Short problem =
Find the string "JSON" in the data, then copy every line where it is found.

Records from a collection of figures =
..............................

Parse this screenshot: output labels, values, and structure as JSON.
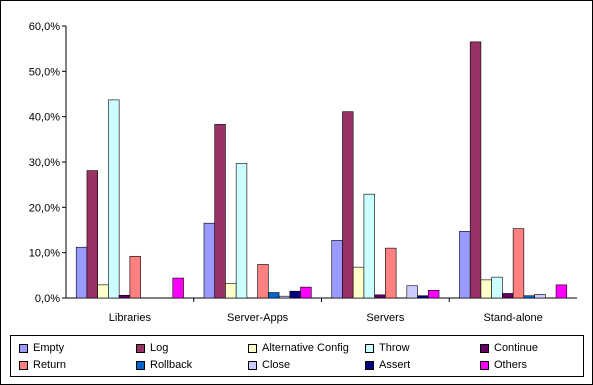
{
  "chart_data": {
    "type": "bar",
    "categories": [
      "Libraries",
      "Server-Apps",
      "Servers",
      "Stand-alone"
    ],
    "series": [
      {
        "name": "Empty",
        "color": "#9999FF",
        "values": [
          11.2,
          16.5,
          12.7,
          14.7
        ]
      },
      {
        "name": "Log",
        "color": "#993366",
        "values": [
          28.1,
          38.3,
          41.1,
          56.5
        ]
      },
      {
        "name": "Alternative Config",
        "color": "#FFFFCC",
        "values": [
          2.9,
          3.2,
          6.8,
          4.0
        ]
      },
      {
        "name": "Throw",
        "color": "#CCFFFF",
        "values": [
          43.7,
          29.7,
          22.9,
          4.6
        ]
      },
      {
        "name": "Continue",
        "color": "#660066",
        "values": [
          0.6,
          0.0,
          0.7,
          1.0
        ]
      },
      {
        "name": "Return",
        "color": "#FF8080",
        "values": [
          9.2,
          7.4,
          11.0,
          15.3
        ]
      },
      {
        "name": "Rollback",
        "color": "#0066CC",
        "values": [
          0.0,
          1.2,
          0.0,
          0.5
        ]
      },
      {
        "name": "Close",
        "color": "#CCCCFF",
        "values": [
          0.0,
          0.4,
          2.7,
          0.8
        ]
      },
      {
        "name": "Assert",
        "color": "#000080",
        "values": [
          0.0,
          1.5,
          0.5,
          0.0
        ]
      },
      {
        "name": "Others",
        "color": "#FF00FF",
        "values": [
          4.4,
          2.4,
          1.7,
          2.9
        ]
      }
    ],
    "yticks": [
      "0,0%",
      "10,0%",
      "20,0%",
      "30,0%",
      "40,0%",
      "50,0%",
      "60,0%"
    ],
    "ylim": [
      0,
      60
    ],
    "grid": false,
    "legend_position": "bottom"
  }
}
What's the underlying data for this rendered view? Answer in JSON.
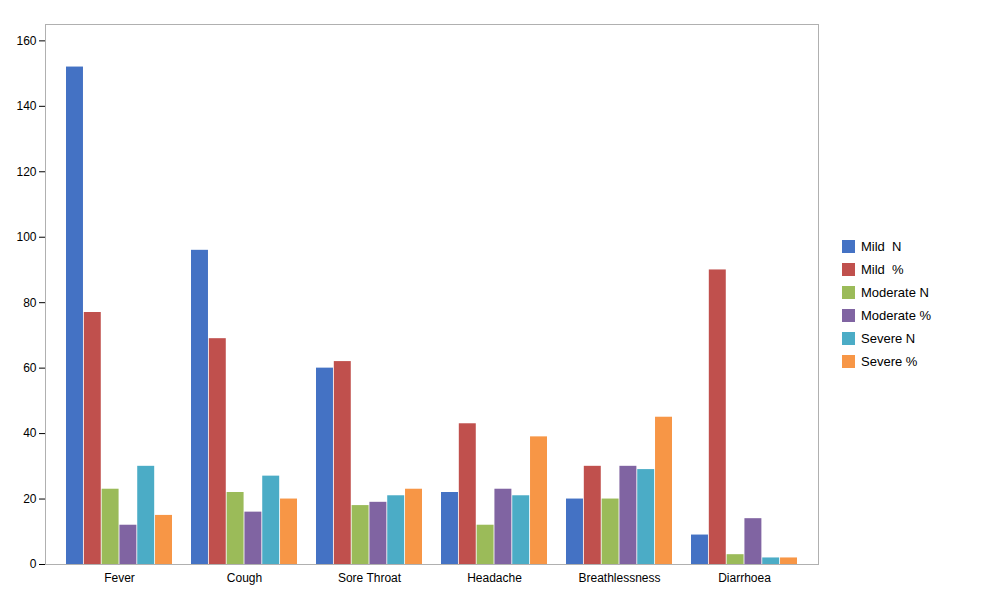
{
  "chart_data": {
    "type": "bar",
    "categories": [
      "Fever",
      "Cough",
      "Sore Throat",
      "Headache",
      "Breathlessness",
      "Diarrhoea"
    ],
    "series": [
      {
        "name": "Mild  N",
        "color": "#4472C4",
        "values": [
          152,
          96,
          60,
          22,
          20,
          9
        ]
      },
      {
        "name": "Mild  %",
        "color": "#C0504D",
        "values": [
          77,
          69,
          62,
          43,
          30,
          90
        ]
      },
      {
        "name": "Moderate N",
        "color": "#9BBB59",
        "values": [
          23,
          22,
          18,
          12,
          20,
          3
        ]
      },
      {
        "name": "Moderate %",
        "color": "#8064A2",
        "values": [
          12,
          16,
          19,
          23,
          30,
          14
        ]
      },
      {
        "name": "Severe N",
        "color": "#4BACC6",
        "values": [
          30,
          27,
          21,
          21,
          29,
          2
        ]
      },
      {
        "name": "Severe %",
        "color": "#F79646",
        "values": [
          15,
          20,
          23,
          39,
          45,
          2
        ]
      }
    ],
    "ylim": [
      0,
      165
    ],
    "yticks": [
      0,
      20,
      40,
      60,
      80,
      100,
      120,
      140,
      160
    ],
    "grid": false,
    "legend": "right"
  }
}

..............................

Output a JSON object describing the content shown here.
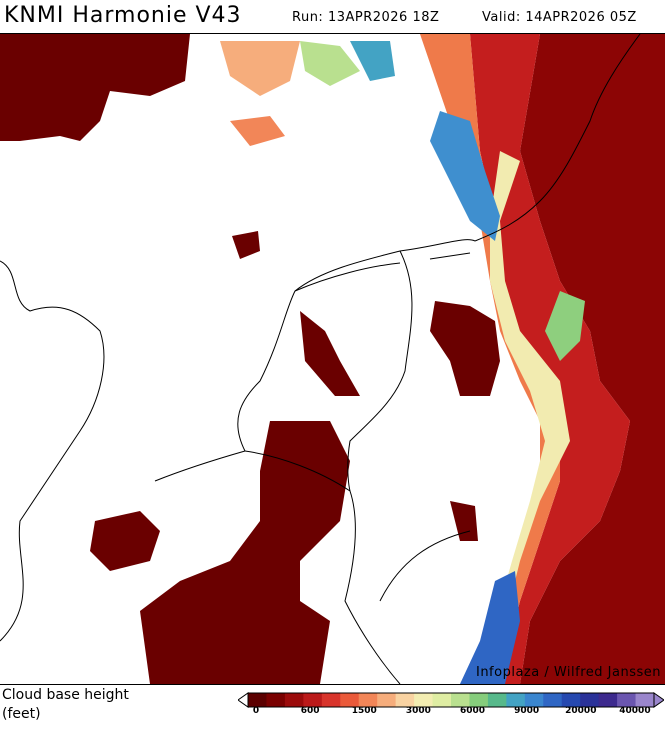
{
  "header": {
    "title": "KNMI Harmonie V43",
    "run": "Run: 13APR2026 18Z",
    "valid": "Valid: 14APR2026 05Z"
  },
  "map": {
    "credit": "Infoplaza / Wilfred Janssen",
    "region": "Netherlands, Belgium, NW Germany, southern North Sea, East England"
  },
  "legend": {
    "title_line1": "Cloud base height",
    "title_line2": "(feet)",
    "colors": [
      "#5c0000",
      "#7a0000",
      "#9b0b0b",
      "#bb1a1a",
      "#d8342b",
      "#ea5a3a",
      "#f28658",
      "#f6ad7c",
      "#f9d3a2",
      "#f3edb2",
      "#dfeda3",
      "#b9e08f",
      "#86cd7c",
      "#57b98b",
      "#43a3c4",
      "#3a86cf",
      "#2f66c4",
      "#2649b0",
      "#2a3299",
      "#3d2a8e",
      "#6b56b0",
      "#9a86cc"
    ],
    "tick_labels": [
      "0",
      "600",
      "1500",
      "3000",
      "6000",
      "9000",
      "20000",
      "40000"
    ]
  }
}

..............................

Output below =
Parse this screenshot: output labels, values, and structure as JSON.
What's the underlying data for this rendered view? Answer in JSON.
Output a JSON object describing the content shown here.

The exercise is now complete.